#### Material shown
[Begin]

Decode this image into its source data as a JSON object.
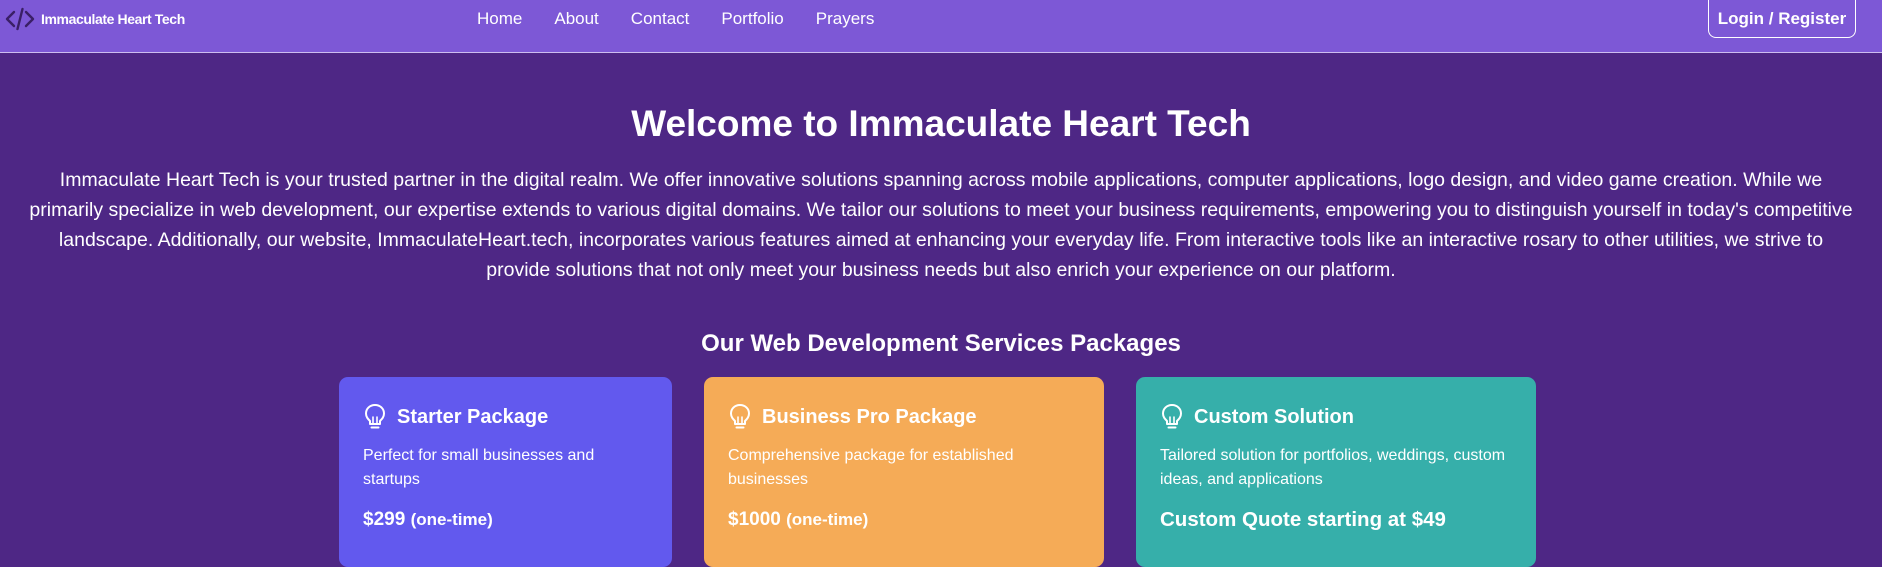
{
  "nav": {
    "brand": "Immaculate Heart Tech",
    "brand_icon": "code-icon",
    "links": [
      {
        "label": "Home"
      },
      {
        "label": "About"
      },
      {
        "label": "Contact"
      },
      {
        "label": "Portfolio"
      },
      {
        "label": "Prayers"
      }
    ],
    "login_label": "Login / Register"
  },
  "hero": {
    "title": "Welcome to Immaculate Heart Tech",
    "text": "Immaculate Heart Tech is your trusted partner in the digital realm. We offer innovative solutions spanning across mobile applications, computer applications, logo design, and video game creation. While we primarily specialize in web development, our expertise extends to various digital domains. We tailor our solutions to meet your business requirements, empowering you to distinguish yourself in today's competitive landscape. Additionally, our website, ImmaculateHeart.tech, incorporates various features aimed at enhancing your everyday life. From interactive tools like an interactive rosary to other utilities, we strive to provide solutions that not only meet your business needs but also enrich your experience on our platform."
  },
  "packages": {
    "heading": "Our Web Development Services Packages",
    "items": [
      {
        "icon": "lightbulb-icon",
        "title": "Starter Package",
        "description": "Perfect for small businesses and startups",
        "price": "$299",
        "price_note": "(one-time)",
        "color": "#6259ee"
      },
      {
        "icon": "lightbulb-icon",
        "title": "Business Pro Package",
        "description": "Comprehensive package for established businesses",
        "price": "$1000",
        "price_note": "(one-time)",
        "color": "#f5ab57"
      },
      {
        "icon": "lightbulb-icon",
        "title": "Custom Solution",
        "description": "Tailored solution for portfolios, weddings, custom ideas, and applications",
        "price": "Custom Quote starting at $49",
        "color": "#36afaa"
      }
    ]
  },
  "colors": {
    "page_background": "#4e2785",
    "navbar": "#7d58d6",
    "text": "#ffffff"
  }
}
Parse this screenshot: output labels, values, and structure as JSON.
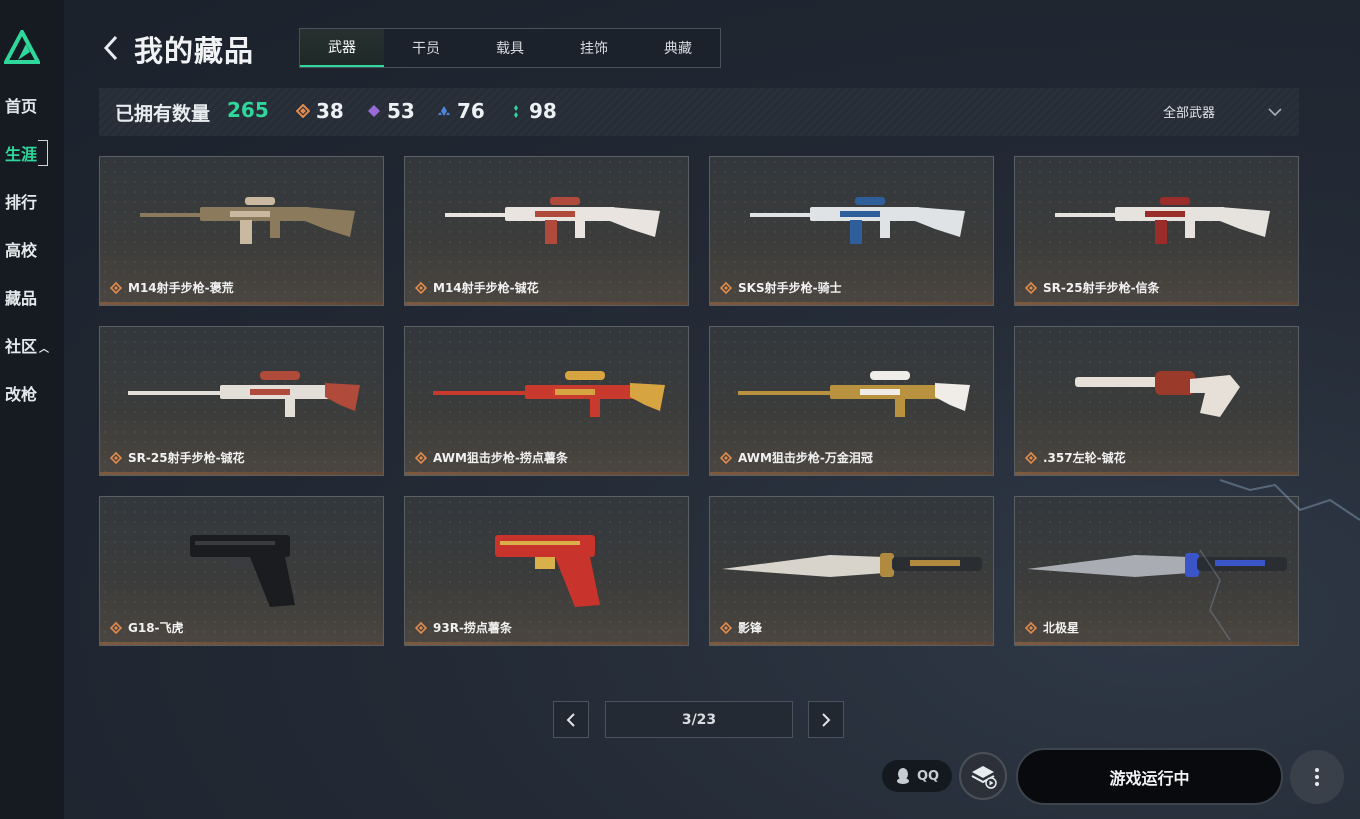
{
  "nav": {
    "items": [
      {
        "label": "首页"
      },
      {
        "label": "生涯"
      },
      {
        "label": "排行"
      },
      {
        "label": "高校"
      },
      {
        "label": "藏品"
      },
      {
        "label": "社区"
      },
      {
        "label": "改枪"
      }
    ],
    "active_index": 1
  },
  "header": {
    "title": "我的藏品",
    "tabs": [
      "武器",
      "干员",
      "载具",
      "挂饰",
      "典藏"
    ],
    "active_tab": 0
  },
  "stats": {
    "owned_label": "已拥有数量",
    "owned_count": "265",
    "rarities": [
      {
        "count": "38",
        "color": "#e08a4e",
        "icon": "orange-diamond-icon"
      },
      {
        "count": "53",
        "color": "#9a6bd8",
        "icon": "purple-diamond-icon"
      },
      {
        "count": "76",
        "color": "#4f86d8",
        "icon": "blue-diamond-icon"
      },
      {
        "count": "98",
        "color": "#2fd79a",
        "icon": "green-diamond-icon"
      }
    ],
    "filter": "全部武器"
  },
  "items": [
    {
      "name": "M14射手步枪-褒荒",
      "kind": "rifle",
      "colors": [
        "#8c7a5d",
        "#c9b9a0"
      ]
    },
    {
      "name": "M14射手步枪-铖花",
      "kind": "rifle",
      "colors": [
        "#e9e4df",
        "#b04a3a"
      ]
    },
    {
      "name": "SKS射手步枪-骑士",
      "kind": "rifle",
      "colors": [
        "#dfe3e6",
        "#2f5f9a"
      ]
    },
    {
      "name": "SR-25射手步枪-信条",
      "kind": "rifle",
      "colors": [
        "#e6e3de",
        "#9a2c2a"
      ]
    },
    {
      "name": "SR-25射手步枪-铖花",
      "kind": "sniper",
      "colors": [
        "#e3ded7",
        "#b04a3a"
      ]
    },
    {
      "name": "AWM狙击步枪-捞点薯条",
      "kind": "sniper",
      "colors": [
        "#c83a2e",
        "#d6a542"
      ]
    },
    {
      "name": "AWM狙击步枪-万金泪冠",
      "kind": "sniper",
      "colors": [
        "#b8923e",
        "#f0ede8"
      ]
    },
    {
      "name": ".357左轮-铖花",
      "kind": "revolver",
      "colors": [
        "#e6e0d8",
        "#9a3a2a"
      ]
    },
    {
      "name": "G18-飞虎",
      "kind": "pistol",
      "colors": [
        "#1b1c1f",
        "#3a3c40"
      ]
    },
    {
      "name": "93R-捞点薯条",
      "kind": "pistol",
      "colors": [
        "#c8342b",
        "#d9b04a"
      ]
    },
    {
      "name": "影锋",
      "kind": "knife",
      "colors": [
        "#d8d4cc",
        "#b08a3e"
      ]
    },
    {
      "name": "北极星",
      "kind": "knife",
      "colors": [
        "#a9adb3",
        "#3a55c8"
      ]
    }
  ],
  "pagination": {
    "current": "3/23"
  },
  "bottom": {
    "qq_label": "QQ",
    "launch_label": "游戏运行中"
  }
}
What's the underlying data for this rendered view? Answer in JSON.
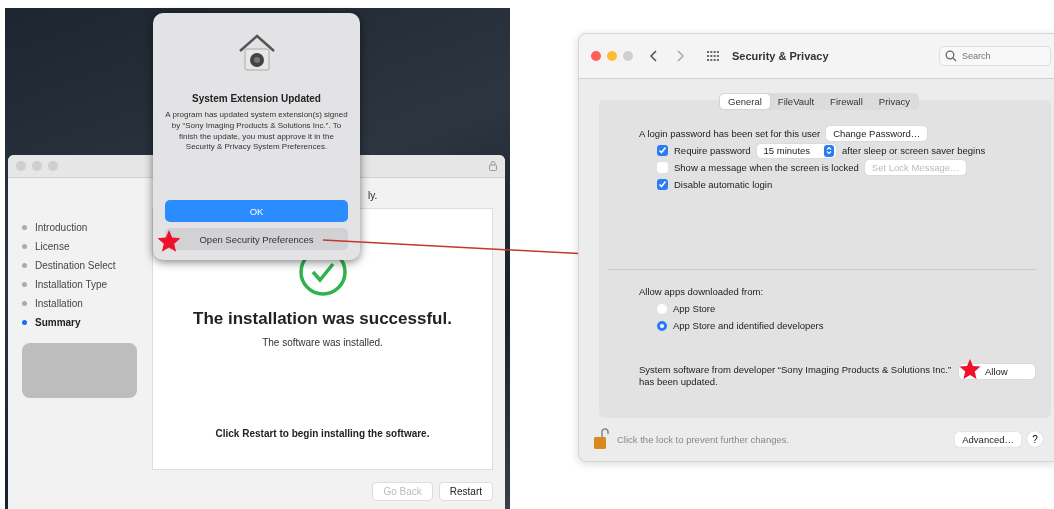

[End]

#### Prompt
Set down every entry word for word, but omit the pictures.

#### Task solution
Decode this image into its source data as a JSON object.
{
  "nav": {
    "brand": "Immaculate Heart Tech",
    "brand_icon": "code-icon",
    "links": [
      {
        "label": "Home"
      },
      {
        "label": "About"
      },
      {
        "label": "Contact"
      },
      {
        "label": "Portfolio"
      },
      {
        "label": "Prayers"
      }
    ],
    "login_label": "Login / Register"
  },
  "hero": {
    "title": "Welcome to Immaculate Heart Tech",
    "text": "Immaculate Heart Tech is your trusted partner in the digital realm. We offer innovative solutions spanning across mobile applications, computer applications, logo design, and video game creation. While we primarily specialize in web development, our expertise extends to various digital domains. We tailor our solutions to meet your business requirements, empowering you to distinguish yourself in today's competitive landscape. Additionally, our website, ImmaculateHeart.tech, incorporates various features aimed at enhancing your everyday life. From interactive tools like an interactive rosary to other utilities, we strive to provide solutions that not only meet your business needs but also enrich your experience on our platform."
  },
  "packages": {
    "heading": "Our Web Development Services Packages",
    "items": [
      {
        "icon": "lightbulb-icon",
        "title": "Starter Package",
        "description": "Perfect for small businesses and startups",
        "price": "$299",
        "price_note": "(one-time)",
        "color": "#6259ee"
      },
      {
        "icon": "lightbulb-icon",
        "title": "Business Pro Package",
        "description": "Comprehensive package for established businesses",
        "price": "$1000",
        "price_note": "(one-time)",
        "color": "#f5ab57"
      },
      {
        "icon": "lightbulb-icon",
        "title": "Custom Solution",
        "description": "Tailored solution for portfolios, weddings, custom ideas, and applications",
        "price": "Custom Quote starting at $49",
        "color": "#36afaa"
      }
    ]
  },
  "colors": {
    "page_background": "#4e2785",
    "navbar": "#7d58d6",
    "text": "#ffffff"
  }
}
Parse this screenshot: output labels, values, and structure as JSON.
{
  "nav": {
    "items": [
      {
        "label": "首页"
      },
      {
        "label": "生涯"
      },
      {
        "label": "排行"
      },
      {
        "label": "高校"
      },
      {
        "label": "藏品"
      },
      {
        "label": "社区"
      },
      {
        "label": "改枪"
      }
    ],
    "active_index": 1
  },
  "header": {
    "title": "我的藏品",
    "tabs": [
      "武器",
      "干员",
      "载具",
      "挂饰",
      "典藏"
    ],
    "active_tab": 0
  },
  "stats": {
    "owned_label": "已拥有数量",
    "owned_count": "265",
    "rarities": [
      {
        "count": "38",
        "color": "#e08a4e",
        "icon": "orange-diamond-icon"
      },
      {
        "count": "53",
        "color": "#9a6bd8",
        "icon": "purple-diamond-icon"
      },
      {
        "count": "76",
        "color": "#4f86d8",
        "icon": "blue-diamond-icon"
      },
      {
        "count": "98",
        "color": "#2fd79a",
        "icon": "green-diamond-icon"
      }
    ],
    "filter": "全部武器"
  },
  "items": [
    {
      "name": "M14射手步枪-褒荒",
      "kind": "rifle",
      "colors": [
        "#8c7a5d",
        "#c9b9a0"
      ]
    },
    {
      "name": "M14射手步枪-铖花",
      "kind": "rifle",
      "colors": [
        "#e9e4df",
        "#b04a3a"
      ]
    },
    {
      "name": "SKS射手步枪-骑士",
      "kind": "rifle",
      "colors": [
        "#dfe3e6",
        "#2f5f9a"
      ]
    },
    {
      "name": "SR-25射手步枪-信条",
      "kind": "rifle",
      "colors": [
        "#e6e3de",
        "#9a2c2a"
      ]
    },
    {
      "name": "SR-25射手步枪-铖花",
      "kind": "sniper",
      "colors": [
        "#e3ded7",
        "#b04a3a"
      ]
    },
    {
      "name": "AWM狙击步枪-捞点薯条",
      "kind": "sniper",
      "colors": [
        "#c83a2e",
        "#d6a542"
      ]
    },
    {
      "name": "AWM狙击步枪-万金泪冠",
      "kind": "sniper",
      "colors": [
        "#b8923e",
        "#f0ede8"
      ]
    },
    {
      "name": ".357左轮-铖花",
      "kind": "revolver",
      "colors": [
        "#e6e0d8",
        "#9a3a2a"
      ]
    },
    {
      "name": "G18-飞虎",
      "kind": "pistol",
      "colors": [
        "#1b1c1f",
        "#3a3c40"
      ]
    },
    {
      "name": "93R-捞点薯条",
      "kind": "pistol",
      "colors": [
        "#c8342b",
        "#d9b04a"
      ]
    },
    {
      "name": "影锋",
      "kind": "knife",
      "colors": [
        "#d8d4cc",
        "#b08a3e"
      ]
    },
    {
      "name": "北极星",
      "kind": "knife",
      "colors": [
        "#a9adb3",
        "#3a55c8"
      ]
    }
  ],
  "pagination": {
    "current": "3/23"
  },
  "bottom": {
    "qq_label": "QQ",
    "launch_label": "游戏运行中"
  }
}
What's the underlying data for this rendered view? Answer in JSON.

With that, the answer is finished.